**Document segment:**

# black wheels on a 20v coupe?



## MyAudiGoFast (Apr 5, 2001)

I was wondering if anyone has or has seen black wheels on a coupe. i think they would look pretty good but not sure. here is a pic if someone would be kind enough to put them on a black coupe for me in photoshop. here are links to pics: black wheels: http://seattle.audiworld.com/images/tour_042801/images/IMG_1756.jpg 
black coupe: http://www.20v.org/davidcar.jpg 
thanks in advance http://****************.com/smile/emthup.gif 
~Danny


----------



## Eurospec Coupe (May 2, 2001)

*Re: black wheels on a 20v coupe? (MyAudiGoFast)*

I got my wheels powder coated black as few months ago havent had the money to get new tires for them. So I have these preety black wheels waiting to go back on to my coupe. I am getting really anxious.


----------



## h2o audi90 (May 23, 2000)

*Re: black wheels on a 20v coupe? (Eurospec Coupe)*

i know that i don't have a coupe, but still the fronts look the same, here's a pic of my car.


----------



## MyAudiGoFast (Apr 5, 2001)

*Re: black wheels on a 20v coupe? (h2o audi90)*

yes,i must say i like that pic..... eurospec-what wheels did you get powdercoated? who does it and what does it cost? when i do get wheels i would love to get them coated if they are not black already. also, if you have pictures of just the rims i would love to see that too. http://****************.com/smile/emthup.gif 
Danny


----------



## Eurospec Coupe (May 2, 2001)

*Re: black wheels on a 20v coupe? (MyAudiGoFast)*

Here is a pic of the wheels and the car they will go back on someday!
















As for how much it costs it didnt cost me anything. I have a really good hook-up. The bead blasting to strip off all the old stuff was about $100. Which I didnt have to pay for, the coating was done by a place I worked at a few years ago. They did it all and didnt charge me a thing. Always to good to keep connections like that!


[Modified by Eurospec Coupe, 9:50 PM 10-9-2001]


----------



## MyAudiGoFast (Apr 5, 2001)

*Re: black wheels on a 20v coupe? (Eurospec Coupe)*

wow-i really like your car. i cant wait to see them wheels on it... i agree, connections do come in handy, they are always nice
Danny


----------



## absolutcq20v (Sep 7, 2000)

*Re: black wheels on a 20v coupe? (Eurospec Coupe)*

That is one SMOOTH lookin CQ!!! What make/where did you get the sideskirts, bumpers, and wing?!...and what kinda cash did you throw into it? Truly beautiful car...can't wait to get mine to that kinda state. Keep her looking great.

**Stated goal 1:** Can you reproduce the part of the black-wheels thread starting with "## h2o audi90" and going on through "pic of my car."?
**Stated goal 2:** According to the black-wheels thread, are these statements true? (a) Eurospec Coupe paid about $100 for the bead blasting. (b) Eurospec Coupe's black wheels are not yet back on the car because new tires are still needed. (c) h2o audi90 owns a coupe.
The lines after this point come from a different source.

**Provided data:**

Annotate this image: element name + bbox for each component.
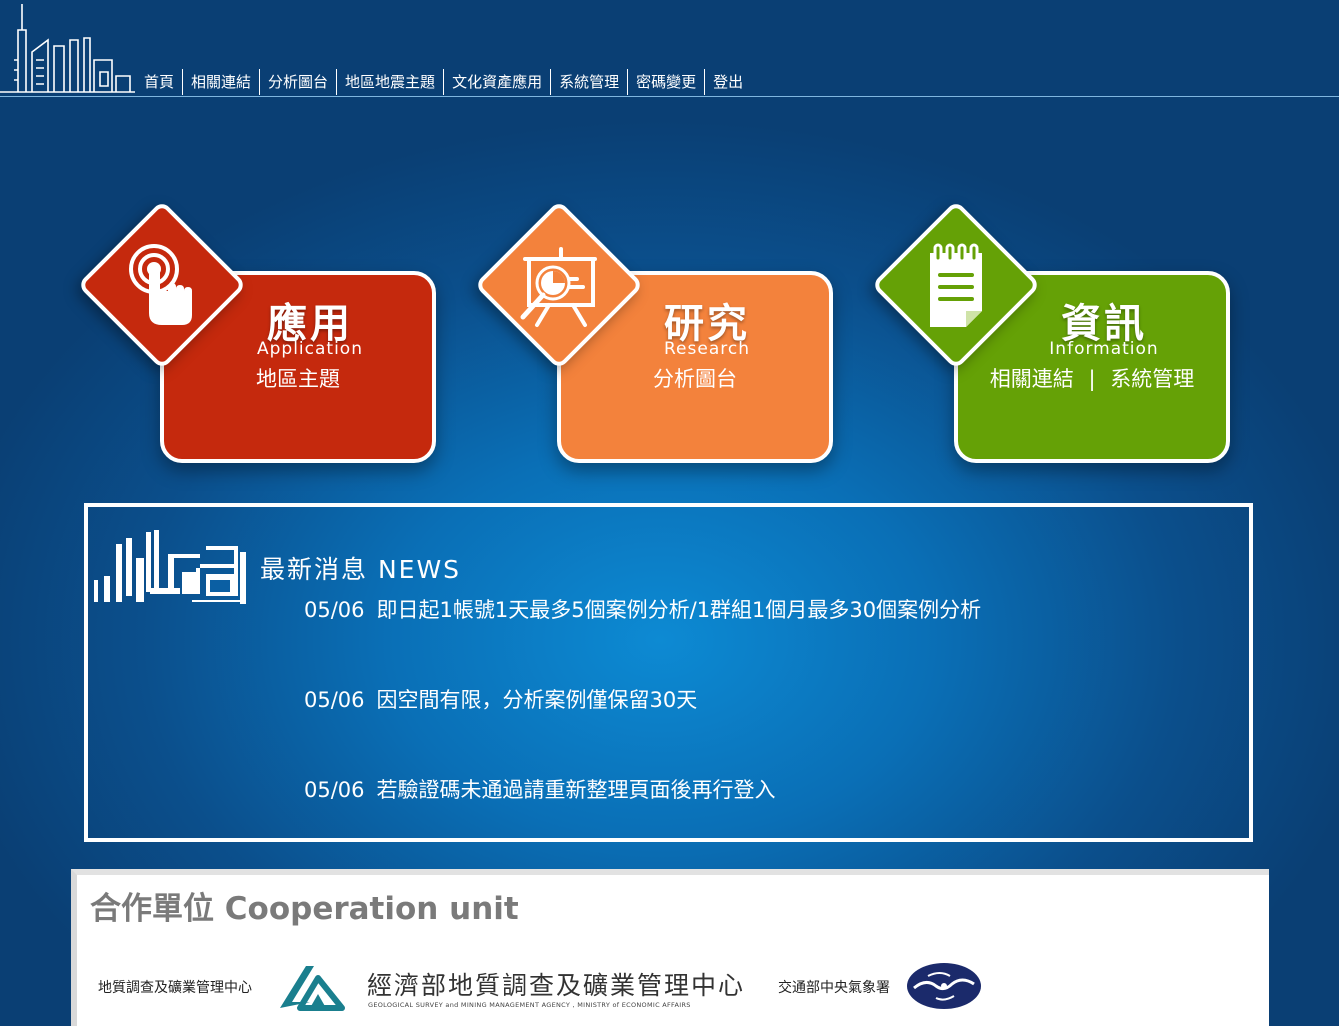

**Result 1:**
## h2o audi90 (May 23, 2000)

*Re: black wheels on a 20v coupe? (Eurospec Coupe)*

i know that i don't have a coupe, but still the fronts look the same, here's a pic of my car.

**Result 2:**
(a) No: "The bead blasting to strip off all the old stuff was about $100. Which I didnt have to pay for"
(b) Yes: "havent had the money to get new tires for them"
(c) No: "i know that i don't have a coupe"